== Set problem ==
Could you repeat the records below exactly, leaving out any pictures?

== Dataset excerpts ==
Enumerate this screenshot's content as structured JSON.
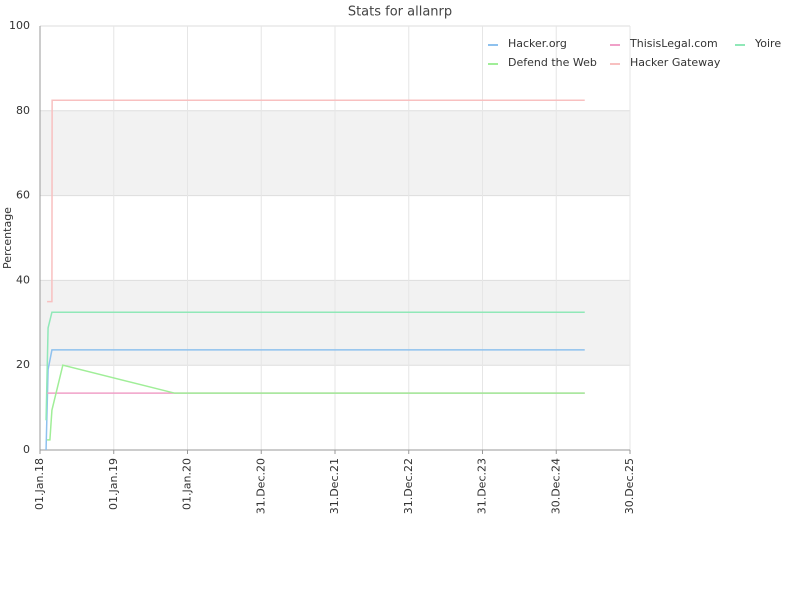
{
  "chart_data": {
    "type": "line",
    "title": "Stats for allanrp",
    "y_label": "Percentage",
    "xlim": [
      "2018-01-01",
      "2025-12-30"
    ],
    "xticks": [
      {
        "value": "2018-01-01",
        "label": "01.Jan.18"
      },
      {
        "value": "2019-01-01",
        "label": "01.Jan.19"
      },
      {
        "value": "2020-01-01",
        "label": "01.Jan.20"
      },
      {
        "value": "2020-12-31",
        "label": "31.Dec.20"
      },
      {
        "value": "2021-12-31",
        "label": "31.Dec.21"
      },
      {
        "value": "2022-12-31",
        "label": "31.Dec.22"
      },
      {
        "value": "2023-12-31",
        "label": "31.Dec.23"
      },
      {
        "value": "2024-12-30",
        "label": "30.Dec.24"
      },
      {
        "value": "2025-12-30",
        "label": "30.Dec.25"
      }
    ],
    "ylim": [
      0,
      100
    ],
    "yticks": [
      0,
      20,
      40,
      60,
      80,
      100
    ],
    "grid": true,
    "series": [
      {
        "name": "Hacker.org",
        "color": "#8ec1ee",
        "x": [
          "2018-01-31",
          "2018-02-10",
          "2018-03-01",
          "2025-05-20"
        ],
        "values": [
          0,
          19,
          23.6,
          23.6
        ]
      },
      {
        "name": "ThisisLegal.com",
        "color": "#f0a0c8",
        "x": [
          "2018-02-05",
          "2025-05-20"
        ],
        "values": [
          13.4,
          13.4
        ]
      },
      {
        "name": "Yoire",
        "color": "#90e8b8",
        "x": [
          "2018-01-31",
          "2018-02-10",
          "2018-03-01",
          "2025-05-20"
        ],
        "values": [
          7,
          28.8,
          32.5,
          32.5
        ]
      },
      {
        "name": "Defend the Web",
        "color": "#a0ee98",
        "x": [
          "2018-02-05",
          "2018-02-19",
          "2018-03-01",
          "2018-04-24",
          "2019-10-30",
          "2025-05-20"
        ],
        "values": [
          2.4,
          2.4,
          9.4,
          20,
          13.4,
          13.4
        ]
      },
      {
        "name": "Hacker Gateway",
        "color": "#f8c0c0",
        "x": [
          "2018-02-05",
          "2018-03-01",
          "2018-03-02",
          "2025-05-20"
        ],
        "values": [
          35,
          35,
          82.5,
          82.5
        ]
      }
    ]
  }
}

== Written response ==
Enumerate this screenshot's content as structured JSON.
{
  "chart_data": {
    "type": "line",
    "title": "Stats for allanrp",
    "y_label": "Percentage",
    "xlim": [
      "2018-01-01",
      "2025-12-30"
    ],
    "xticks": [
      {
        "value": "2018-01-01",
        "label": "01.Jan.18"
      },
      {
        "value": "2019-01-01",
        "label": "01.Jan.19"
      },
      {
        "value": "2020-01-01",
        "label": "01.Jan.20"
      },
      {
        "value": "2020-12-31",
        "label": "31.Dec.20"
      },
      {
        "value": "2021-12-31",
        "label": "31.Dec.21"
      },
      {
        "value": "2022-12-31",
        "label": "31.Dec.22"
      },
      {
        "value": "2023-12-31",
        "label": "31.Dec.23"
      },
      {
        "value": "2024-12-30",
        "label": "30.Dec.24"
      },
      {
        "value": "2025-12-30",
        "label": "30.Dec.25"
      }
    ],
    "ylim": [
      0,
      100
    ],
    "yticks": [
      0,
      20,
      40,
      60,
      80,
      100
    ],
    "grid": true,
    "series": [
      {
        "name": "Hacker.org",
        "color": "#8ec1ee",
        "x": [
          "2018-01-31",
          "2018-02-10",
          "2018-03-01",
          "2025-05-20"
        ],
        "values": [
          0,
          19,
          23.6,
          23.6
        ]
      },
      {
        "name": "ThisisLegal.com",
        "color": "#f0a0c8",
        "x": [
          "2018-02-05",
          "2025-05-20"
        ],
        "values": [
          13.4,
          13.4
        ]
      },
      {
        "name": "Yoire",
        "color": "#90e8b8",
        "x": [
          "2018-01-31",
          "2018-02-10",
          "2018-03-01",
          "2025-05-20"
        ],
        "values": [
          7,
          28.8,
          32.5,
          32.5
        ]
      },
      {
        "name": "Defend the Web",
        "color": "#a0ee98",
        "x": [
          "2018-02-05",
          "2018-02-19",
          "2018-03-01",
          "2018-04-24",
          "2019-10-30",
          "2025-05-20"
        ],
        "values": [
          2.4,
          2.4,
          9.4,
          20,
          13.4,
          13.4
        ]
      },
      {
        "name": "Hacker Gateway",
        "color": "#f8c0c0",
        "x": [
          "2018-02-05",
          "2018-03-01",
          "2018-03-02",
          "2025-05-20"
        ],
        "values": [
          35,
          35,
          82.5,
          82.5
        ]
      }
    ]
  }
}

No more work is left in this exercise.